> _Written request_: Copy whichever lines contain the string "return".

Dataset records
>>>

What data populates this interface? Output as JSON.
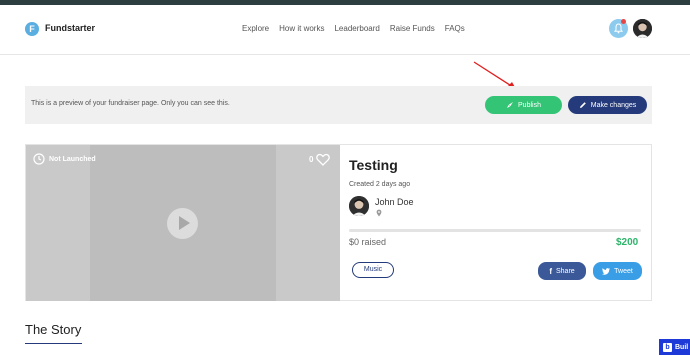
{
  "header": {
    "logo_letter": "F",
    "brand": "Fundstarter",
    "nav": [
      "Explore",
      "How it works",
      "Leaderboard",
      "Raise Funds",
      "FAQs"
    ]
  },
  "banner": {
    "text": "This is a preview of your fundraiser page. Only you can see this.",
    "publish_label": "Publish",
    "changes_label": "Make changes"
  },
  "media": {
    "status": "Not Launched",
    "likes": "0"
  },
  "campaign": {
    "title": "Testing",
    "created": "Created 2 days ago",
    "owner": "John Doe",
    "raised": "$0 raised",
    "goal": "$200",
    "progress": 0,
    "tag": "Music",
    "share_label": "Share",
    "tweet_label": "Tweet"
  },
  "story": {
    "heading": "The Story"
  },
  "badge": {
    "label": "Buil"
  },
  "colors": {
    "publish": "#33c475",
    "primary": "#243a7a",
    "facebook": "#3b5998",
    "twitter": "#3a9ee6",
    "goal": "#2db36a"
  }
}
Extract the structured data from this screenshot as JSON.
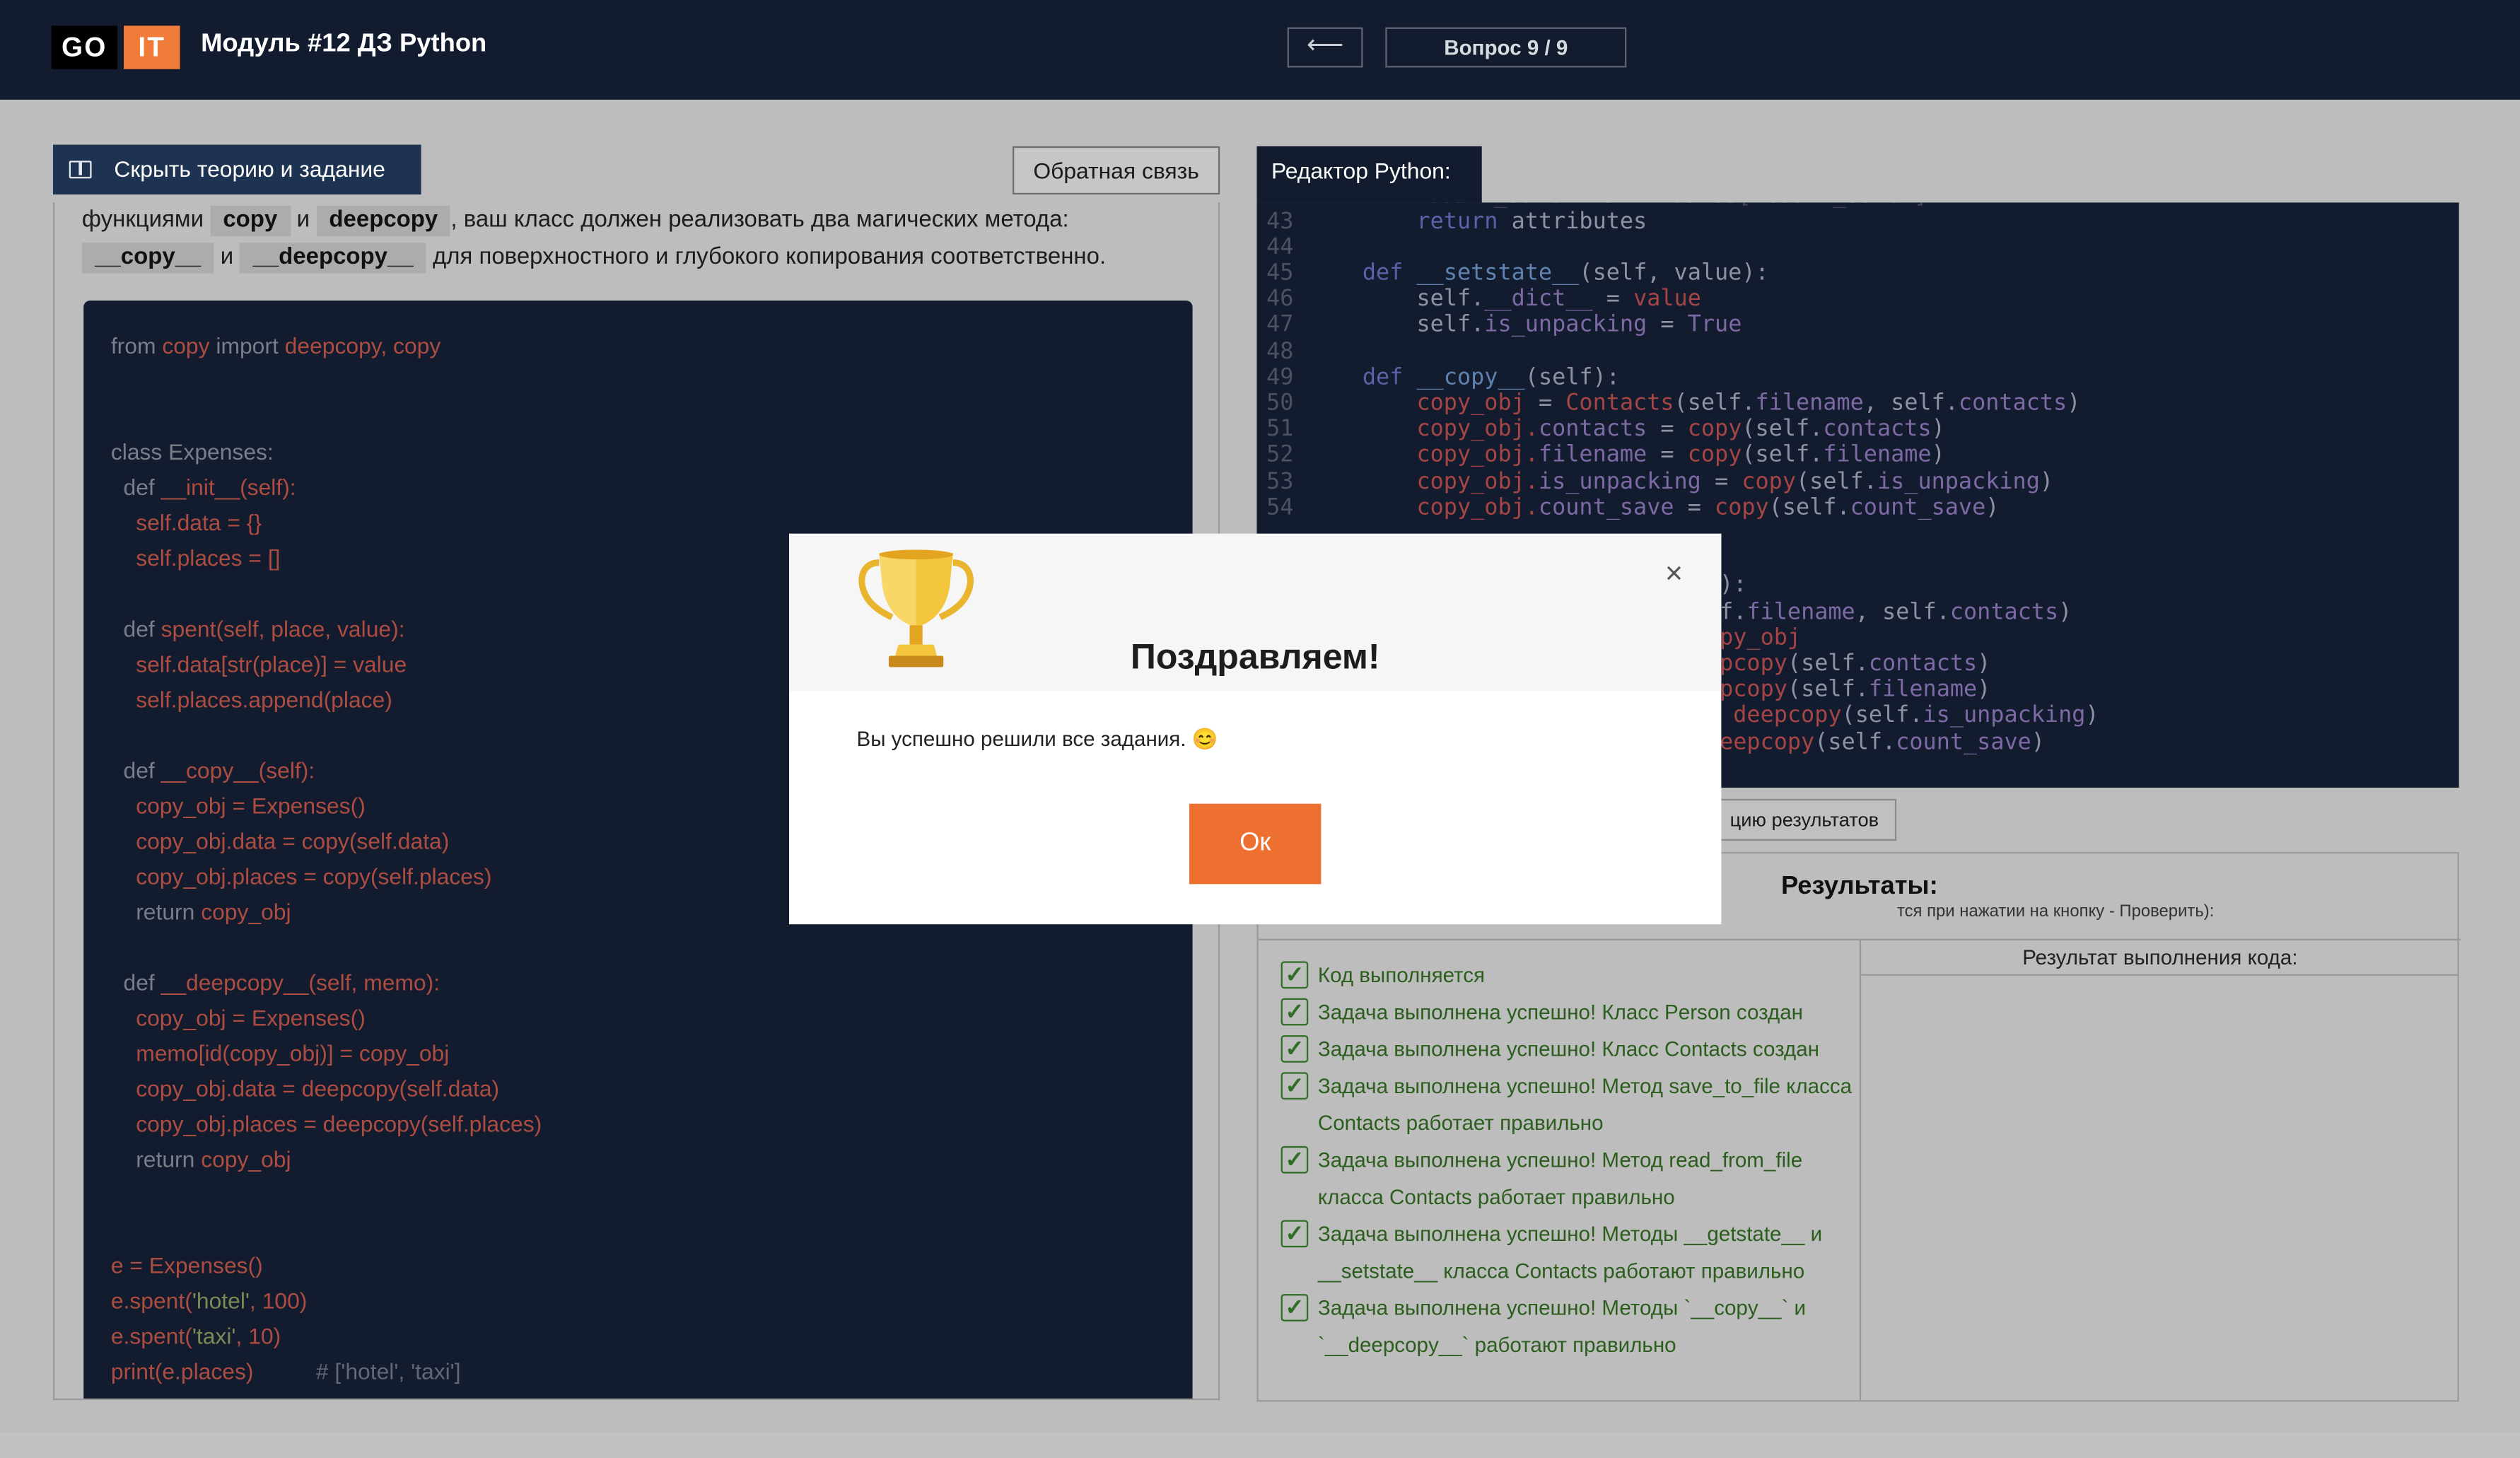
{
  "header": {
    "logo_go": "GO",
    "logo_it": "IT",
    "title": "Модуль #12 ДЗ Python",
    "back_arrow": "⟵",
    "question_counter": "Вопрос 9 / 9"
  },
  "left": {
    "toggle_label": "Скрыть теорию и задание",
    "feedback_label": "Обратная связь",
    "intro": {
      "t1": "функциями ",
      "c1": "copy",
      "t2": " и ",
      "c2": "deepcopy",
      "t3": ", ваш класс должен реализовать два магических метода: ",
      "c3": "__copy__",
      "t4": " и ",
      "c4": "__deepcopy__",
      "t5": " для поверхностного и глубокого копирования соответственно."
    },
    "code": {
      "l1a": "from ",
      "l1b": "copy",
      "l1c": " import ",
      "l1d": "deepcopy, copy",
      "l2": "class Expenses:",
      "l3a": "  def ",
      "l3b": "__init__(self):",
      "l4": "    self.data = {}",
      "l5": "    self.places = []",
      "l6a": "  def ",
      "l6b": "spent(self, place, value):",
      "l7": "    self.data[str(place)] = value",
      "l8": "    self.places.append(place)",
      "l9a": "  def ",
      "l9b": "__copy__(self):",
      "l10": "    copy_obj = Expenses()",
      "l11": "    copy_obj.data = copy(self.data)",
      "l12": "    copy_obj.places = copy(self.places)",
      "l13a": "    return ",
      "l13b": "copy_obj",
      "l14a": "  def ",
      "l14b": "__deepcopy__(self, memo):",
      "l15": "    copy_obj = Expenses()",
      "l16": "    memo[id(copy_obj)] = copy_obj",
      "l17": "    copy_obj.data = deepcopy(self.data)",
      "l18": "    copy_obj.places = deepcopy(self.places)",
      "l19a": "    return ",
      "l19b": "copy_obj",
      "l20": "e = Expenses()",
      "l21a": "e.spent(",
      "l21b": "'hotel'",
      "l21c": ", 100)",
      "l22a": "e.spent(",
      "l22b": "'taxi'",
      "l22c": ", 10)",
      "l23a": "print(e.places)",
      "l23b": "          # ['hotel', 'taxi']"
    }
  },
  "editor": {
    "tab_label": "Редактор Python:",
    "line_numbers": [
      "43",
      "44",
      "45",
      "46",
      "47",
      "48",
      "49",
      "50",
      "51",
      "52",
      "53",
      "54"
    ],
    "lines": {
      "e43a": "        return ",
      "e43b": "attributes",
      "e45a": "    def ",
      "e45b": "__setstate__",
      "e45c": "(self, value):",
      "e46a": "        self.",
      "e46b": "__dict__",
      "e46c": " = ",
      "e46d": "value",
      "e47a": "        self.",
      "e47b": "is_unpacking",
      "e47c": " = ",
      "e47d": "True",
      "e49a": "    def ",
      "e49b": "__copy__",
      "e49c": "(self):",
      "e50a": "        copy_obj",
      "e50b": " = ",
      "e50c": "Contacts",
      "e50d": "(self.",
      "e50e": "filename",
      "e50f": ", self.",
      "e50g": "contacts",
      "e50h": ")",
      "e51a": "        copy_obj.",
      "e51b": "contacts",
      "e51c": " = ",
      "e51d": "copy",
      "e51e": "(self.",
      "e51f": "contacts",
      "e51g": ")",
      "e52a": "        copy_obj.",
      "e52b": "filename",
      "e52c": " = ",
      "e52d": "copy",
      "e52e": "(self.",
      "e52f": "filename",
      "e52g": ")",
      "e53a": "        copy_obj.",
      "e53b": "is_unpacking",
      "e53c": " = ",
      "e53d": "copy",
      "e53e": "(self.",
      "e53f": "is_unpacking",
      "e53g": ")",
      "e54a": "        copy_obj.",
      "e54b": "count_save",
      "e54c": " = ",
      "e54d": "copy",
      "e54e": "(self.",
      "e54f": "count_save",
      "e54g": ")",
      "r1": "):",
      "r2a": "f.",
      "r2b": "filename",
      "r2c": ", self.",
      "r2d": "contacts",
      "r2e": ")",
      "r3": "py_obj",
      "r4a": "pcopy",
      "r4b": "(self.",
      "r4c": "contacts",
      "r4d": ")",
      "r5a": "pcopy",
      "r5b": "(self.",
      "r5c": "filename",
      "r5d": ")",
      "r6a": " deepcopy",
      "r6b": "(self.",
      "r6c": "is_unpacking",
      "r6d": ")",
      "r7a": "eepcopy",
      "r7b": "(self.",
      "r7c": "count_save",
      "r7d": ")"
    }
  },
  "generate_button": "цию результатов",
  "results": {
    "title": "Результаты:",
    "subtitle": "тся при нажатии на кнопку - Проверить):",
    "output_header": "Результат выполнения кода:",
    "items": [
      "Код выполняется",
      "Задача выполнена успешно! Класс Person создан",
      "Задача выполнена успешно! Класс Contacts создан",
      "Задача выполнена успешно! Метод save_to_file класса Contacts работает правильно",
      "Задача выполнена успешно! Метод read_from_file класса Contacts работает правильно",
      "Задача выполнена успешно! Методы __getstate__ и __setstate__ класса Contacts работают правильно",
      "Задача выполнена успешно! Методы `__copy__` и `__deepcopy__` работают правильно"
    ]
  },
  "modal": {
    "title": "Поздравляем!",
    "text": "Вы успешно решили все задания. 😊",
    "ok": "Ок",
    "close": "×"
  },
  "colors": {
    "header_bg": "#121c2e",
    "accent_orange": "#ed7030",
    "success_green": "#2b5e1d",
    "trophy_gold": "#f2c53d"
  }
}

<<<

> _Solution_:
      "l13a": "    return ",
      "l19a": "    return ",
      "e43a": "        return ",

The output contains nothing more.